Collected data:
>> Begin
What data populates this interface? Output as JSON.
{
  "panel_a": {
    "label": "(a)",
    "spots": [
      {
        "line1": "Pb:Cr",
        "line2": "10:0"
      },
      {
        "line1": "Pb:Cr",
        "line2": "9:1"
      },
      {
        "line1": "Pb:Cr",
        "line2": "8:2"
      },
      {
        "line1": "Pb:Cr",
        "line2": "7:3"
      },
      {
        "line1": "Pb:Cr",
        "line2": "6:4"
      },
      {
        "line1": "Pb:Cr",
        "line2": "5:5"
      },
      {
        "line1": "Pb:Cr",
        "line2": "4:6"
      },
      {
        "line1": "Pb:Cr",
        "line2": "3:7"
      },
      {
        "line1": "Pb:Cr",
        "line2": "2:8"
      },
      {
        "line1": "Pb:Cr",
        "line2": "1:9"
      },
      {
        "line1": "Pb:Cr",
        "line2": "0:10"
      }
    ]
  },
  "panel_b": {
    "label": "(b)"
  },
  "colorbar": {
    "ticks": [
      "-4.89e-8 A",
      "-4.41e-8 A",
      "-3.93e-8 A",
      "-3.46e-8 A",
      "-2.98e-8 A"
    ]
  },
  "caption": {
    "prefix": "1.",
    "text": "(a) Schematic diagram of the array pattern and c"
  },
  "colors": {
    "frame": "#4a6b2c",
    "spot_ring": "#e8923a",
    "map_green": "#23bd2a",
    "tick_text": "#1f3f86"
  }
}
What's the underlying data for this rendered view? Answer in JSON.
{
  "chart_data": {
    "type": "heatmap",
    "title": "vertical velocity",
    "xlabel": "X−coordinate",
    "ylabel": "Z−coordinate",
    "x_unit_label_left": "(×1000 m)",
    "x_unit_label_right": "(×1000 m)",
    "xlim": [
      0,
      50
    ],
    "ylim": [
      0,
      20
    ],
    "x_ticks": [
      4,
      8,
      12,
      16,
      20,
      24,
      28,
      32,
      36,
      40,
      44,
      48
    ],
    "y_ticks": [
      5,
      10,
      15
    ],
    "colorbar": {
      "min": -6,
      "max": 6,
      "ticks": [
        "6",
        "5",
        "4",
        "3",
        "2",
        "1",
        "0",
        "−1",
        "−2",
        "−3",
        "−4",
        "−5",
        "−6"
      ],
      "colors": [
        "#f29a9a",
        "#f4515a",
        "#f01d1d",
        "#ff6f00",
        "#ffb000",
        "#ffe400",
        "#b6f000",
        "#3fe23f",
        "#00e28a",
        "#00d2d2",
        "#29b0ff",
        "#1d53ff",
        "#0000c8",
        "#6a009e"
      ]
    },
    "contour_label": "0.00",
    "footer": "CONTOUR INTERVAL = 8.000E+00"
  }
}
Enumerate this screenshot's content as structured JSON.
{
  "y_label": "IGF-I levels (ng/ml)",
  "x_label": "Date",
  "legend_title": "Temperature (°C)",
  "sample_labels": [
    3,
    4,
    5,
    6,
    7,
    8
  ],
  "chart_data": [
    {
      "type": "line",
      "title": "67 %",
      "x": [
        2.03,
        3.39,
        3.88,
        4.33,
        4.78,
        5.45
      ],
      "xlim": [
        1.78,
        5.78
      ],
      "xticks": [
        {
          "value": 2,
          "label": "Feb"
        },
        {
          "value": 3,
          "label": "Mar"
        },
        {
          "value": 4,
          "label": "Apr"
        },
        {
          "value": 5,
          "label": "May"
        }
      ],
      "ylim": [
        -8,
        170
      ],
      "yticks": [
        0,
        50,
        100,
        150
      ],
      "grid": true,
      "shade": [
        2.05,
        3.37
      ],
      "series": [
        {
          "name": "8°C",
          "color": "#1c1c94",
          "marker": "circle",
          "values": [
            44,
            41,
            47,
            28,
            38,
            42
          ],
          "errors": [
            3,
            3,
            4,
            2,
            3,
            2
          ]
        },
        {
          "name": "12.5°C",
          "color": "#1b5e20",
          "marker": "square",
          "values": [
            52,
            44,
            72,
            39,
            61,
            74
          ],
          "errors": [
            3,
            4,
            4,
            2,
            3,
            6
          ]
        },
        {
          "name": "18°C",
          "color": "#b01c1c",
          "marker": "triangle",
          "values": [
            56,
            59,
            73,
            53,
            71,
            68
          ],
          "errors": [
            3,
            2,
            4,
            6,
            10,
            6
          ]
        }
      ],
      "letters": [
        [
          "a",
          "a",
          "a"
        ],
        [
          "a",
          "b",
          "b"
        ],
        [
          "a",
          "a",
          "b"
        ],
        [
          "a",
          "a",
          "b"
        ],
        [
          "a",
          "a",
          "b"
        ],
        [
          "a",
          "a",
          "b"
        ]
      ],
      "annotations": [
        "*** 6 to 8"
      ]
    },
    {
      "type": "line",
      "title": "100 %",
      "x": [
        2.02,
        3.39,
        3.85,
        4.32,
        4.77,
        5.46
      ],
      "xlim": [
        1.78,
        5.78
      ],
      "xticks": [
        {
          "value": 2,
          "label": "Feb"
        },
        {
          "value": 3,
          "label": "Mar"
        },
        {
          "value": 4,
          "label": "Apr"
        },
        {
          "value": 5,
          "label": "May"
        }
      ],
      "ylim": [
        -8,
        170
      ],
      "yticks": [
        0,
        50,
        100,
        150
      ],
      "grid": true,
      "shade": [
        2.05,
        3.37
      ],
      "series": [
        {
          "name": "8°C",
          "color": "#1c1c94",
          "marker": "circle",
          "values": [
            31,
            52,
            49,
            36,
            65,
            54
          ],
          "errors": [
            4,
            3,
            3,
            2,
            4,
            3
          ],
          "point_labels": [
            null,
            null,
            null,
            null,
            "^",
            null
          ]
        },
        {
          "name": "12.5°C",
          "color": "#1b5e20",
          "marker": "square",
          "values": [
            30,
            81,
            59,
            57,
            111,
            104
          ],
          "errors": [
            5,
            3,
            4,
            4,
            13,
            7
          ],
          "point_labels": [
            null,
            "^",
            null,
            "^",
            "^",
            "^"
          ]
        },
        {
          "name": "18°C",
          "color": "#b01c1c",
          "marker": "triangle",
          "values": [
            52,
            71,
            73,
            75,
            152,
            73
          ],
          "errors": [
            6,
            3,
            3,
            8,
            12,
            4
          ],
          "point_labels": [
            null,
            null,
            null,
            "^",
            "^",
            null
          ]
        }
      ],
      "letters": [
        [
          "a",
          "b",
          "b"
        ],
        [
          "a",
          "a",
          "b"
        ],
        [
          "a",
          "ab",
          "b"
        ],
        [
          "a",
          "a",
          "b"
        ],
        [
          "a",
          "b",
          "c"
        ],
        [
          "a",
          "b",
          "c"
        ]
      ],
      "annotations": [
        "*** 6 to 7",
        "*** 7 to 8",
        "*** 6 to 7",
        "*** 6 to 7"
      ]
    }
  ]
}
>> End
Task requirements: Reproduce the full listing word for word.

Written answer:
What data populates this interface? Output as JSON.
{
  "panel_a": {
    "label": "(a)",
    "spots": [
      {
        "line1": "Pb:Cr",
        "line2": "10:0"
      },
      {
        "line1": "Pb:Cr",
        "line2": "9:1"
      },
      {
        "line1": "Pb:Cr",
        "line2": "8:2"
      },
      {
        "line1": "Pb:Cr",
        "line2": "7:3"
      },
      {
        "line1": "Pb:Cr",
        "line2": "6:4"
      },
      {
        "line1": "Pb:Cr",
        "line2": "5:5"
      },
      {
        "line1": "Pb:Cr",
        "line2": "4:6"
      },
      {
        "line1": "Pb:Cr",
        "line2": "3:7"
      },
      {
        "line1": "Pb:Cr",
        "line2": "2:8"
      },
      {
        "line1": "Pb:Cr",
        "line2": "1:9"
      },
      {
        "line1": "Pb:Cr",
        "line2": "0:10"
      }
    ]
  },
  "panel_b": {
    "label": "(b)"
  },
  "colorbar": {
    "ticks": [
      "-4.89e-8 A",
      "-4.41e-8 A",
      "-3.93e-8 A",
      "-3.46e-8 A",
      "-2.98e-8 A"
    ]
  },
  "caption": {
    "prefix": "1.",
    "text": "(a) Schematic diagram of the array pattern and c"
  },
  "colors": {
    "frame": "#4a6b2c",
    "spot_ring": "#e8923a",
    "map_green": "#23bd2a",
    "tick_text": "#1f3f86"
  }
}
What's the underlying data for this rendered view? Answer in JSON.
{
  "chart_data": {
    "type": "heatmap",
    "title": "vertical velocity",
    "xlabel": "X−coordinate",
    "ylabel": "Z−coordinate",
    "x_unit_label_left": "(×1000 m)",
    "x_unit_label_right": "(×1000 m)",
    "xlim": [
      0,
      50
    ],
    "ylim": [
      0,
      20
    ],
    "x_ticks": [
      4,
      8,
      12,
      16,
      20,
      24,
      28,
      32,
      36,
      40,
      44,
      48
    ],
    "y_ticks": [
      5,
      10,
      15
    ],
    "colorbar": {
      "min": -6,
      "max": 6,
      "ticks": [
        "6",
        "5",
        "4",
        "3",
        "2",
        "1",
        "0",
        "−1",
        "−2",
        "−3",
        "−4",
        "−5",
        "−6"
      ],
      "colors": [
        "#f29a9a",
        "#f4515a",
        "#f01d1d",
        "#ff6f00",
        "#ffb000",
        "#ffe400",
        "#b6f000",
        "#3fe23f",
        "#00e28a",
        "#00d2d2",
        "#29b0ff",
        "#1d53ff",
        "#0000c8",
        "#6a009e"
      ]
    },
    "contour_label": "0.00",
    "footer": "CONTOUR INTERVAL = 8.000E+00"
  }
}
Enumerate this screenshot's content as structured JSON.
{
  "y_label": "IGF-I levels (ng/ml)",
  "x_label": "Date",
  "legend_title": "Temperature (°C)",
  "sample_labels": [
    3,
    4,
    5,
    6,
    7,
    8
  ],
  "chart_data": [
    {
      "type": "line",
      "title": "67 %",
      "x": [
        2.03,
        3.39,
        3.88,
        4.33,
        4.78,
        5.45
      ],
      "xlim": [
        1.78,
        5.78
      ],
      "xticks": [
        {
          "value": 2,
          "label": "Feb"
        },
        {
          "value": 3,
          "label": "Mar"
        },
        {
          "value": 4,
          "label": "Apr"
        },
        {
          "value": 5,
          "label": "May"
        }
      ],
      "ylim": [
        -8,
        170
      ],
      "yticks": [
        0,
        50,
        100,
        150
      ],
      "grid": true,
      "shade": [
        2.05,
        3.37
      ],
      "series": [
        {
          "name": "8°C",
          "color": "#1c1c94",
          "marker": "circle",
          "values": [
            44,
            41,
            47,
            28,
            38,
            42
          ],
          "errors": [
            3,
            3,
            4,
            2,
            3,
            2
          ]
        },
        {
          "name": "12.5°C",
          "color": "#1b5e20",
          "marker": "square",
          "values": [
            52,
            44,
            72,
            39,
            61,
            74
          ],
          "errors": [
            3,
            4,
            4,
            2,
            3,
            6
          ]
        },
        {
          "name": "18°C",
          "color": "#b01c1c",
          "marker": "triangle",
          "values": [
            56,
            59,
            73,
            53,
            71,
            68
          ],
          "errors": [
            3,
            2,
            4,
            6,
            10,
            6
          ]
        }
      ],
      "letters": [
        [
          "a",
          "a",
          "a"
        ],
        [
          "a",
          "b",
          "b"
        ],
        [
          "a",
          "a",
          "b"
        ],
        [
          "a",
          "a",
          "b"
        ],
        [
          "a",
          "a",
          "b"
        ],
        [
          "a",
          "a",
          "b"
        ]
      ],
      "annotations": [
        "*** 6 to 8"
      ]
    },
    {
      "type": "line",
      "title": "100 %",
      "x": [
        2.02,
        3.39,
        3.85,
        4.32,
        4.77,
        5.46
      ],
      "xlim": [
        1.78,
        5.78
      ],
      "xticks": [
        {
          "value": 2,
          "label": "Feb"
        },
        {
          "value": 3,
          "label": "Mar"
        },
        {
          "value": 4,
          "label": "Apr"
        },
        {
          "value": 5,
          "label": "May"
        }
      ],
      "ylim": [
        -8,
        170
      ],
      "yticks": [
        0,
        50,
        100,
        150
      ],
      "grid": true,
      "shade": [
        2.05,
        3.37
      ],
      "series": [
        {
          "name": "8°C",
          "color": "#1c1c94",
          "marker": "circle",
          "values": [
            31,
            52,
            49,
            36,
            65,
            54
          ],
          "errors": [
            4,
            3,
            3,
            2,
            4,
            3
          ],
          "point_labels": [
            null,
            null,
            null,
            null,
            "^",
            null
          ]
        },
        {
          "name": "12.5°C",
          "color": "#1b5e20",
          "marker": "square",
          "values": [
            30,
            81,
            59,
            57,
            111,
            104
          ],
          "errors": [
            5,
            3,
            4,
            4,
            13,
            7
          ],
          "point_labels": [
            null,
            "^",
            null,
            "^",
            "^",
            "^"
          ]
        },
        {
          "name": "18°C",
          "color": "#b01c1c",
          "marker": "triangle",
          "values": [
            52,
            71,
            73,
            75,
            152,
            73
          ],
          "errors": [
            6,
            3,
            3,
            8,
            12,
            4
          ],
          "point_labels": [
            null,
            null,
            null,
            "^",
            "^",
            null
          ]
        }
      ],
      "letters": [
        [
          "a",
          "b",
          "b"
        ],
        [
          "a",
          "a",
          "b"
        ],
        [
          "a",
          "ab",
          "b"
        ],
        [
          "a",
          "a",
          "b"
        ],
        [
          "a",
          "b",
          "c"
        ],
        [
          "a",
          "b",
          "c"
        ]
      ],
      "annotations": [
        "*** 6 to 7",
        "*** 7 to 8",
        "*** 6 to 7",
        "*** 6 to 7"
      ]
    }
  ]
}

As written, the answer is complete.